Supplied data:

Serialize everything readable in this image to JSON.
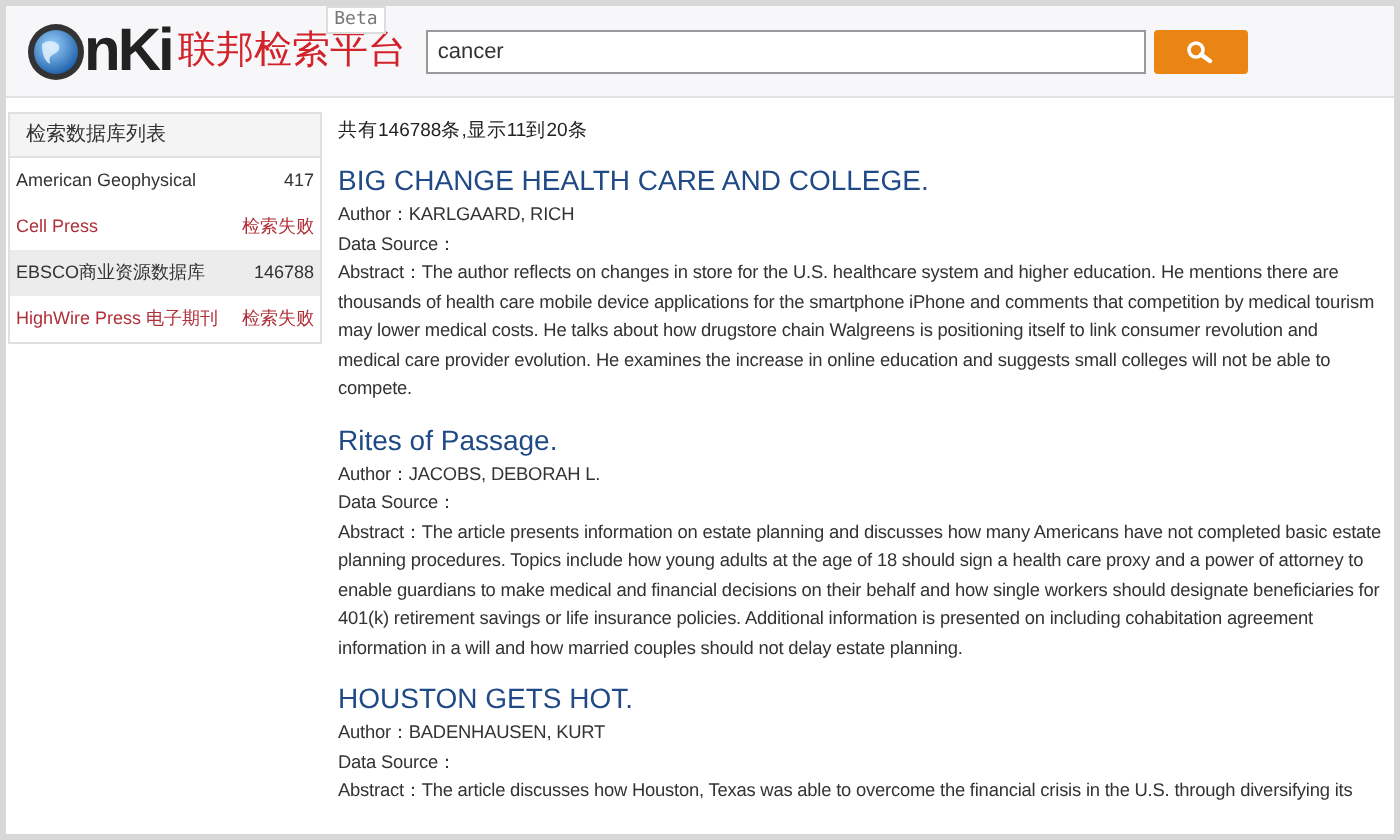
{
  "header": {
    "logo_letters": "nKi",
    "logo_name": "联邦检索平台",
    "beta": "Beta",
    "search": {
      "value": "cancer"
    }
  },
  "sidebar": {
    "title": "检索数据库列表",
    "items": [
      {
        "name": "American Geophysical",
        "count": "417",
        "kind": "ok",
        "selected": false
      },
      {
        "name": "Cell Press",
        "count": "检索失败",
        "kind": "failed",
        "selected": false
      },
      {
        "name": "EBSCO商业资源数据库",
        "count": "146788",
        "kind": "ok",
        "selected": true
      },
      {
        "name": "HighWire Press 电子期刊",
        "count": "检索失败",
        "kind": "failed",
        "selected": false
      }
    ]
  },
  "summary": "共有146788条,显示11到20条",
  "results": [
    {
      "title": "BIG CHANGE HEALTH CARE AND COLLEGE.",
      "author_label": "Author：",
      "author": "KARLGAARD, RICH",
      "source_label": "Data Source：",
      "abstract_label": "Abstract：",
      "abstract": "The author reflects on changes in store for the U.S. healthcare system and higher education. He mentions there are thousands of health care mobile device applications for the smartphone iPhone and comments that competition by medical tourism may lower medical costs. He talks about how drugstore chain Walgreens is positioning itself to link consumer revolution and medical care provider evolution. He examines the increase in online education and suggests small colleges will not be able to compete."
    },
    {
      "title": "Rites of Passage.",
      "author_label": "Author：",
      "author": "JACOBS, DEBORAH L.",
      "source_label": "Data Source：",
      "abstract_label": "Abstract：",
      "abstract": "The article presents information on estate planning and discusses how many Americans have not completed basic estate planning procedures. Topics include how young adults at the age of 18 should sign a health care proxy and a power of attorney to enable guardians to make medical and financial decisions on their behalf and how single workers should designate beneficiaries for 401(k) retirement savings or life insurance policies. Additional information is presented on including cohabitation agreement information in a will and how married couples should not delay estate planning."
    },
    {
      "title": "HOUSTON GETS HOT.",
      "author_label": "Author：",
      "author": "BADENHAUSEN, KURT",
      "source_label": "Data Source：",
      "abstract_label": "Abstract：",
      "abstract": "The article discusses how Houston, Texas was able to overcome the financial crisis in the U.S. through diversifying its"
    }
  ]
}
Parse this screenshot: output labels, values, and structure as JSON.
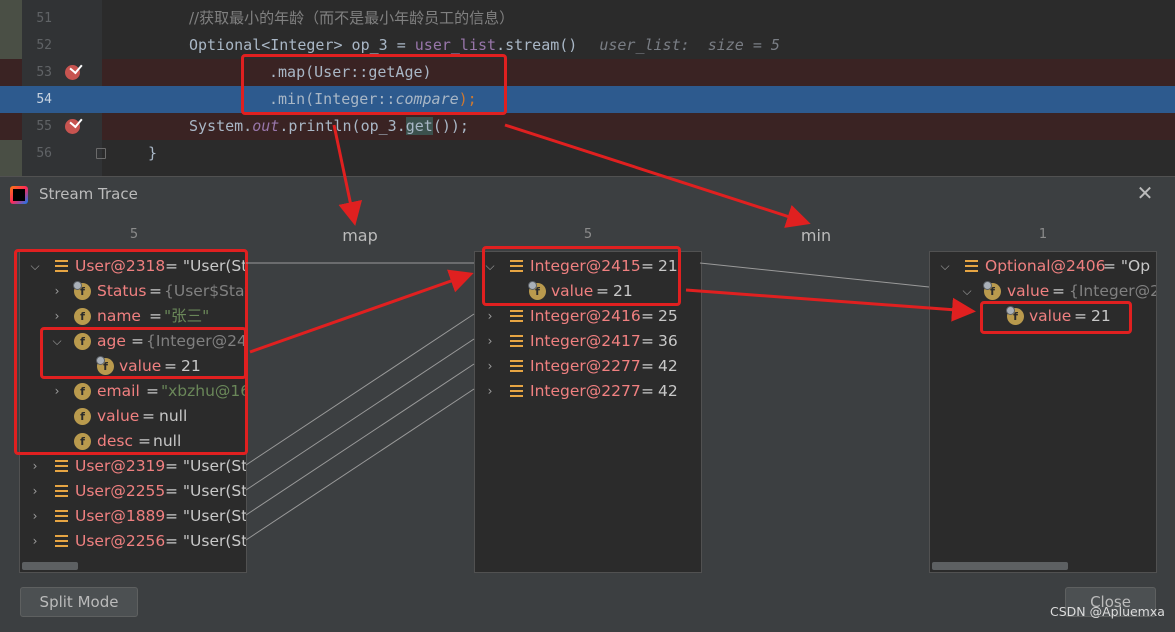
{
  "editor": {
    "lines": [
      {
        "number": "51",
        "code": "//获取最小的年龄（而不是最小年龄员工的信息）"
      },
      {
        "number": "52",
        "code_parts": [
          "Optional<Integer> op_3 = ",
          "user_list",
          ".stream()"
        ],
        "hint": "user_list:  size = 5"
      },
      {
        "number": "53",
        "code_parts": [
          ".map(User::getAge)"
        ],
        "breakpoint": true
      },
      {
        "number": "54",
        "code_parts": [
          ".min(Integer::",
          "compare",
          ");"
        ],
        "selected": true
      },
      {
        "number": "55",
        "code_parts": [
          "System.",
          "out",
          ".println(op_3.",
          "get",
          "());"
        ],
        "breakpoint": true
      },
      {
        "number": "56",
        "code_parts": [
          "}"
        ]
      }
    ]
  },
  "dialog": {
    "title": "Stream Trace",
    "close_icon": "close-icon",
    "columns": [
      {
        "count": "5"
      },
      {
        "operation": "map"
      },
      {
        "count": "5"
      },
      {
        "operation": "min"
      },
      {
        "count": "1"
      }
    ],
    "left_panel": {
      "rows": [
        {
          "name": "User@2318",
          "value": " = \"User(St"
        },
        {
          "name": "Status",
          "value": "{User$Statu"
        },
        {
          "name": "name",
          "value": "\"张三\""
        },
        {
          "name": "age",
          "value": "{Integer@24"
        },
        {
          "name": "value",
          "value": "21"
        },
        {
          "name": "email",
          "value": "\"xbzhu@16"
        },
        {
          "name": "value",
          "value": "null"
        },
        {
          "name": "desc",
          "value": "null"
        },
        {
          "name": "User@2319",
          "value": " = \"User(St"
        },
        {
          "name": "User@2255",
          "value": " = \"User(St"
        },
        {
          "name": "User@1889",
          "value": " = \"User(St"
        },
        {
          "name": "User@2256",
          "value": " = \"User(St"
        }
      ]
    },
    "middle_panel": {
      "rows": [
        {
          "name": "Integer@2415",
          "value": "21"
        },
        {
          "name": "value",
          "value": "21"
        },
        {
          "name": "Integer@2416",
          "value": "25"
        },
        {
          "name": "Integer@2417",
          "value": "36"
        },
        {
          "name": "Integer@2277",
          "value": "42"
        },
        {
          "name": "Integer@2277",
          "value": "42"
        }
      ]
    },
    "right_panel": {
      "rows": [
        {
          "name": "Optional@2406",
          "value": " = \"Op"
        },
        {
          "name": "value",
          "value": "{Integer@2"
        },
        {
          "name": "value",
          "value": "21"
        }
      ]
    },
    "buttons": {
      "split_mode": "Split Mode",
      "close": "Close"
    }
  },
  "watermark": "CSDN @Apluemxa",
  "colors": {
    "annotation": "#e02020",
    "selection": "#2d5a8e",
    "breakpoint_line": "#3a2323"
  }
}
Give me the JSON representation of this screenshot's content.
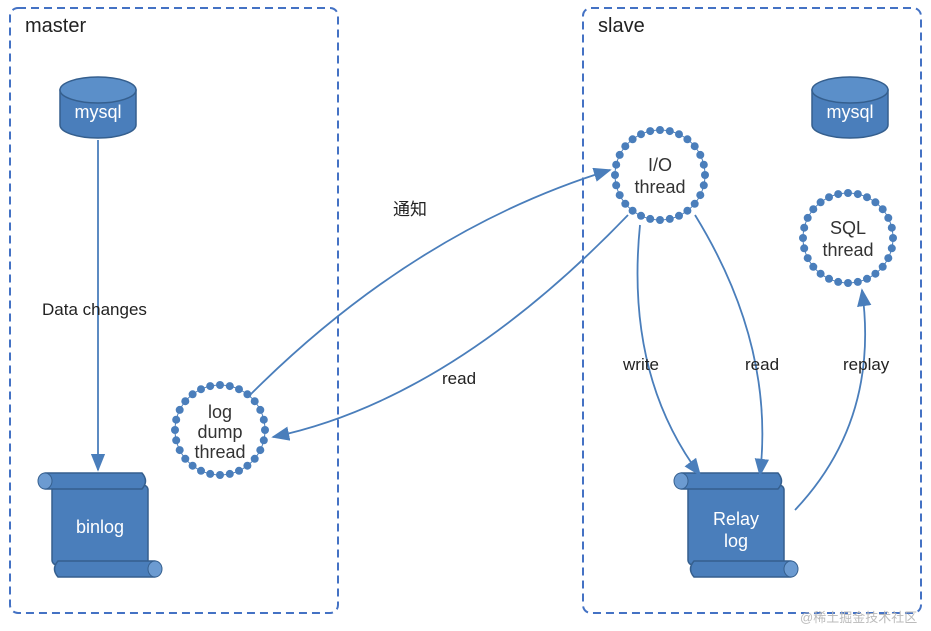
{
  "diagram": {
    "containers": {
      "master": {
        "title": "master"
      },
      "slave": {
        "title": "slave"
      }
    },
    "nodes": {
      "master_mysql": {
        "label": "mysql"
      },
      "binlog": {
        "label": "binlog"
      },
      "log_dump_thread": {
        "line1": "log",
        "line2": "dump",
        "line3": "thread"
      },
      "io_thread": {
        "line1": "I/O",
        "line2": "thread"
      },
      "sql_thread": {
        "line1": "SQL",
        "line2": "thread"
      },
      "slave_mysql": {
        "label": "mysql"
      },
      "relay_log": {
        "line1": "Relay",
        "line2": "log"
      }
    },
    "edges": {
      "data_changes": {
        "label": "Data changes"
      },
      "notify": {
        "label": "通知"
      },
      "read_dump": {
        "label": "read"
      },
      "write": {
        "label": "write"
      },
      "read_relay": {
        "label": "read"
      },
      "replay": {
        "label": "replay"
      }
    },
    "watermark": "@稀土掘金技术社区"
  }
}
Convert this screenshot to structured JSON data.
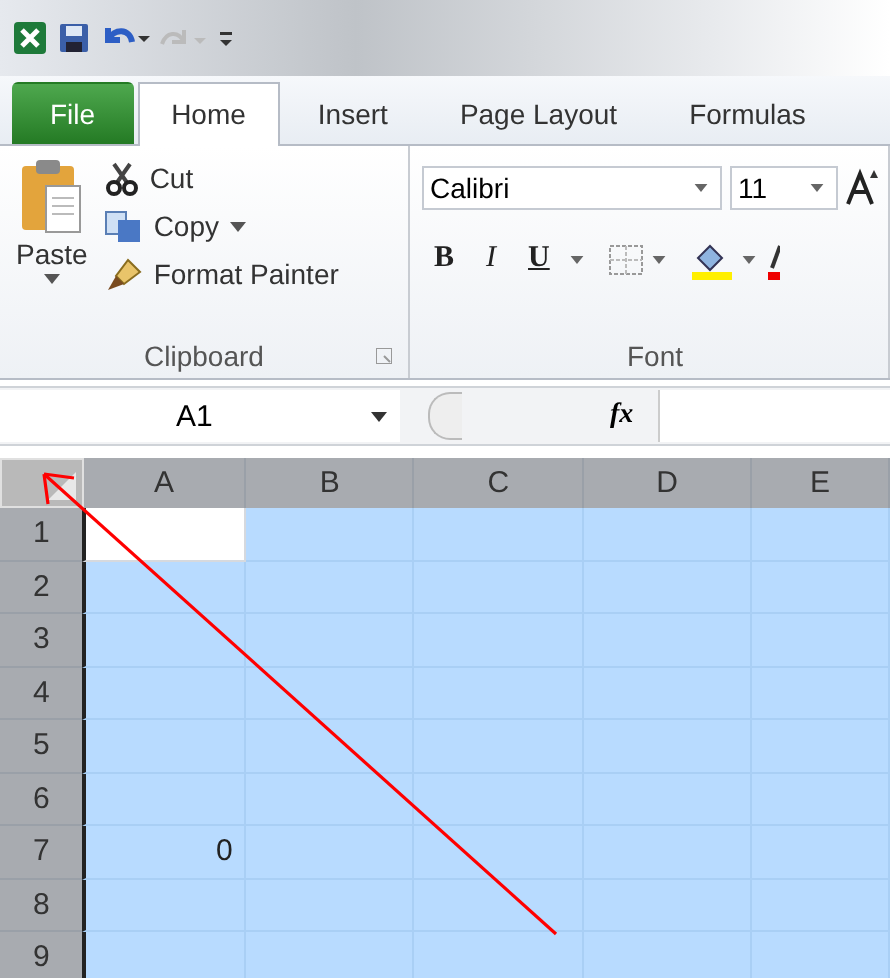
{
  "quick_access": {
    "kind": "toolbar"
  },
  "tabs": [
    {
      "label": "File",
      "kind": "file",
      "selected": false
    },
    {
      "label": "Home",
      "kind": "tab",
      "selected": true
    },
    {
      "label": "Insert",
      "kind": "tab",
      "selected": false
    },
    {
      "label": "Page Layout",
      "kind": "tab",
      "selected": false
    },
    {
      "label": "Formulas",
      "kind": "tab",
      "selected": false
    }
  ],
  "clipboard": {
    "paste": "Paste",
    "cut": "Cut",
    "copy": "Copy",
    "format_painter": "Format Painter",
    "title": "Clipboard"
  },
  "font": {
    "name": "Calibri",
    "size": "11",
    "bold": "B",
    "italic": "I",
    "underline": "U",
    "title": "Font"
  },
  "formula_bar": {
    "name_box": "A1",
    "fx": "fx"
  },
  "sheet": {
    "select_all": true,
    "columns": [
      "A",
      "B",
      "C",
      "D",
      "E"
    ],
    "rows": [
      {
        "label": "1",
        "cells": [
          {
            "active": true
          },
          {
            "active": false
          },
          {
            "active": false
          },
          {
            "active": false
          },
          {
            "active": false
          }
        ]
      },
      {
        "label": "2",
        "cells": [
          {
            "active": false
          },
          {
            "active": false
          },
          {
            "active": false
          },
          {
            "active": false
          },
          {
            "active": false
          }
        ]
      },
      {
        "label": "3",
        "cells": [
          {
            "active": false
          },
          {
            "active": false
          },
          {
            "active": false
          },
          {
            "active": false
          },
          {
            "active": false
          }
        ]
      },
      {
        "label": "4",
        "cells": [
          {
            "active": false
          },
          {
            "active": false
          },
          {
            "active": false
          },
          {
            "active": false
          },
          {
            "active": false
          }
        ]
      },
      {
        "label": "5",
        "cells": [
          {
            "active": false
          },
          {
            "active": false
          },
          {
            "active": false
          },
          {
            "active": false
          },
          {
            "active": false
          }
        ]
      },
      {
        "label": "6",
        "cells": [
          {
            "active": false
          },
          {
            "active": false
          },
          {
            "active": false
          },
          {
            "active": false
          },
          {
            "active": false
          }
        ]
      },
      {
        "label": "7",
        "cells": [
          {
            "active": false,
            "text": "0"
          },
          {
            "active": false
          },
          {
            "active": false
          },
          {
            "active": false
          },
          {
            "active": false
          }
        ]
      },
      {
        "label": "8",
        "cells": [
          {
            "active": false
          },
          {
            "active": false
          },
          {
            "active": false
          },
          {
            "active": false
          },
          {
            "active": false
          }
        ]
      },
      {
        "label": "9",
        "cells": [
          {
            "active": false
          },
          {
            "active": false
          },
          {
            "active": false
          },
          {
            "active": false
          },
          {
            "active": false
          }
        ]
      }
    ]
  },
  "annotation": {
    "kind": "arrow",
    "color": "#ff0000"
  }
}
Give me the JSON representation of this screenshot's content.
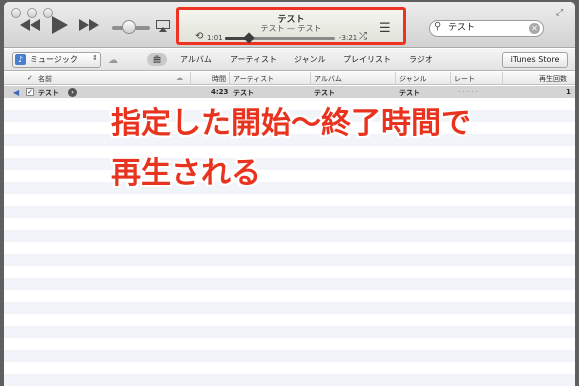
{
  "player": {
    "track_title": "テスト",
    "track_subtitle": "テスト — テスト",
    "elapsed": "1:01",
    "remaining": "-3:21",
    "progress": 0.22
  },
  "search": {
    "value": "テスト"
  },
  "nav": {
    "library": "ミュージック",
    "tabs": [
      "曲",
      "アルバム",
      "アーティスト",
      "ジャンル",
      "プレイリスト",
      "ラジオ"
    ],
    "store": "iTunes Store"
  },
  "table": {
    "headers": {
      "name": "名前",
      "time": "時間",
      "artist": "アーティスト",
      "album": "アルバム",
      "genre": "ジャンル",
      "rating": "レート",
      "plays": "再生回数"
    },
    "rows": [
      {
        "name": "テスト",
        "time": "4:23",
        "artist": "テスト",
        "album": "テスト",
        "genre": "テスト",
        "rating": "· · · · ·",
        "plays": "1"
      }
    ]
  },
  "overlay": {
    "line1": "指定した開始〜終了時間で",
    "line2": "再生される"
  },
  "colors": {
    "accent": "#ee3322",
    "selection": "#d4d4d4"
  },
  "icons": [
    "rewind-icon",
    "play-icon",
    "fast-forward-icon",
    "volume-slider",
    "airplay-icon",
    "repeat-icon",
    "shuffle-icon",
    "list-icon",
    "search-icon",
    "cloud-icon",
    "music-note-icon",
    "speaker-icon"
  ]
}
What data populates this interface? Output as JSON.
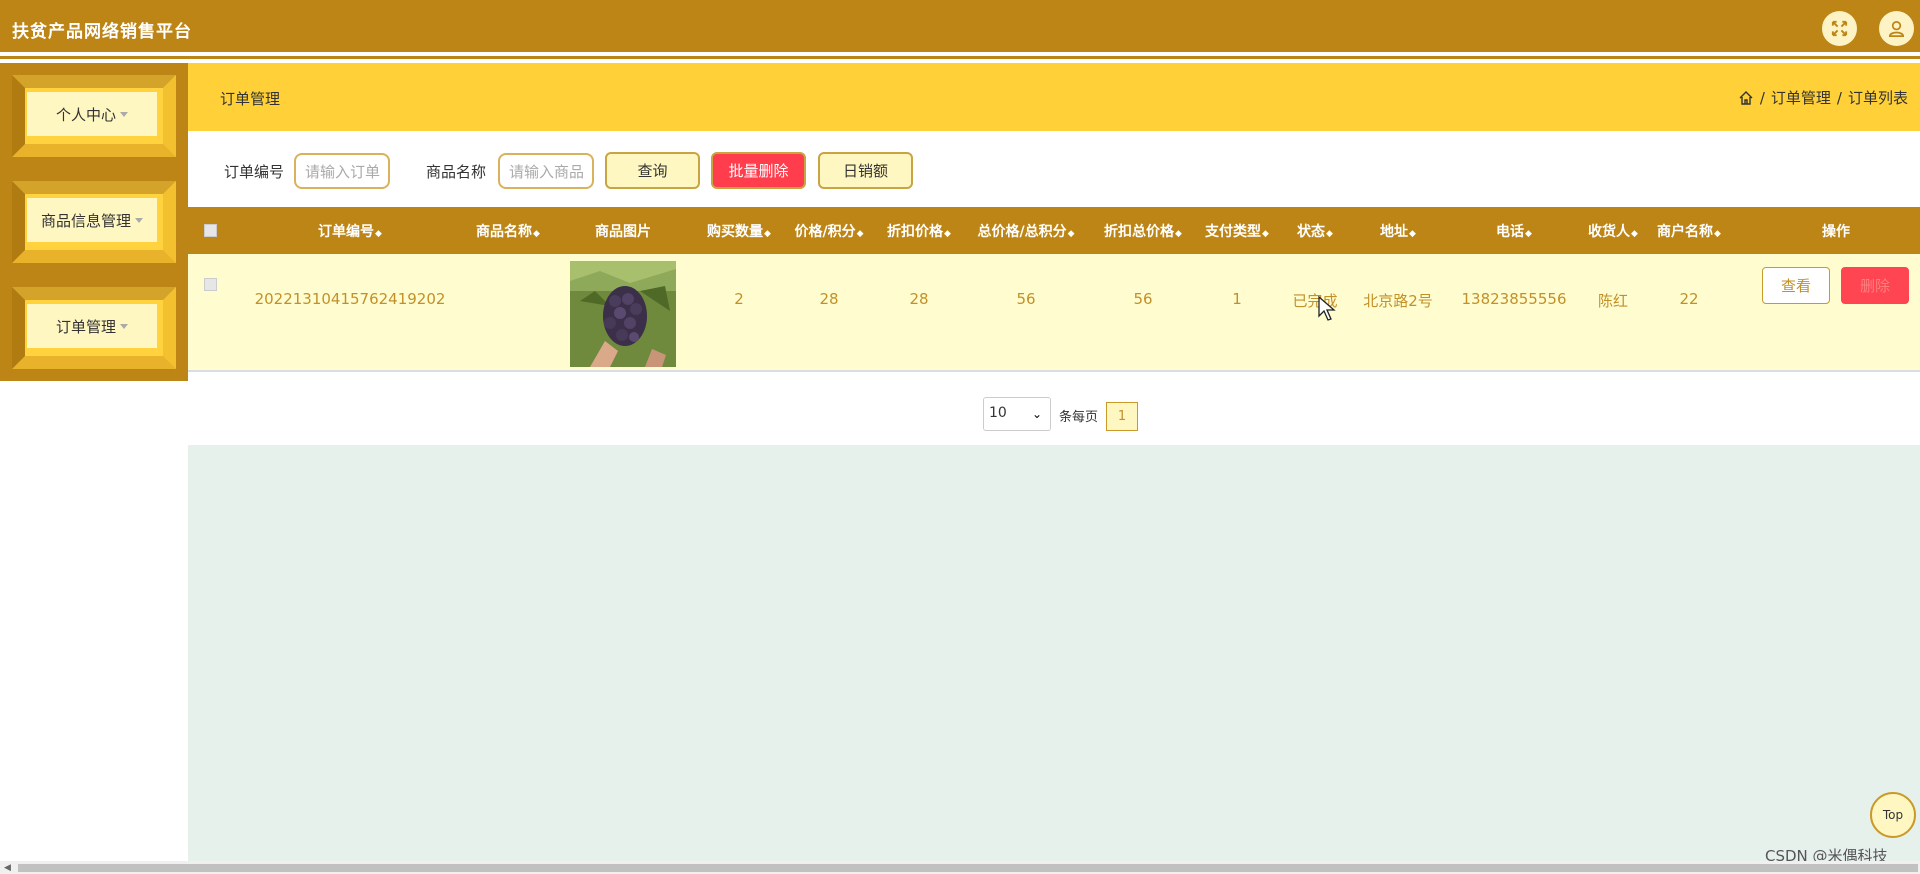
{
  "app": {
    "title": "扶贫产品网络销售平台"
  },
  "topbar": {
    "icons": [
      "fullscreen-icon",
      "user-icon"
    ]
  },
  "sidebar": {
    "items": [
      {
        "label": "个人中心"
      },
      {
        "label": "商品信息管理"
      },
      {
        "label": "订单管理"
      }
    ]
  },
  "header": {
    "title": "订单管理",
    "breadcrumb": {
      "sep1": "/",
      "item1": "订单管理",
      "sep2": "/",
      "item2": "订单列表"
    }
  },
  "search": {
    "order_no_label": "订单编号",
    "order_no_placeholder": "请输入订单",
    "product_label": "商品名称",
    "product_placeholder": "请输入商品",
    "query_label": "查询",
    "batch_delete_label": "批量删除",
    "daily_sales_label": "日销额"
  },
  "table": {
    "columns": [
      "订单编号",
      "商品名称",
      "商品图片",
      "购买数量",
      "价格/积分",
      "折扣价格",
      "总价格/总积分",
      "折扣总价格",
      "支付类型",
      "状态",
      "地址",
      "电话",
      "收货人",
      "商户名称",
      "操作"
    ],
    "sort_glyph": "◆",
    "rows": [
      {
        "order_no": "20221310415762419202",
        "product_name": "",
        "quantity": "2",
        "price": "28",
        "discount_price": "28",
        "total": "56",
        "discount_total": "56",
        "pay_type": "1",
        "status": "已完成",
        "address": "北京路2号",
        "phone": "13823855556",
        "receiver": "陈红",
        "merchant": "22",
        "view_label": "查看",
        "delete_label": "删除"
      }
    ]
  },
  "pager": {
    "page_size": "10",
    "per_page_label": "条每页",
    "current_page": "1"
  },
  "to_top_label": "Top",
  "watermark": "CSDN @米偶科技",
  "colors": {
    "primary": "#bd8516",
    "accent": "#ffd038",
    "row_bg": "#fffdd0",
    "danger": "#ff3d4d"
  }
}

What you are asked to do: Select and copy every line from the records that includes the word "JSON".

Exercise response:
Serialize everything readable in this image to JSON.
Parse this screenshot: output labels, values, and structure as JSON.
Give me the JSON representation of this screenshot's content.
Convert this screenshot to structured JSON data.
Give me the JSON representation of this screenshot's content.
What data populates this interface? Output as JSON.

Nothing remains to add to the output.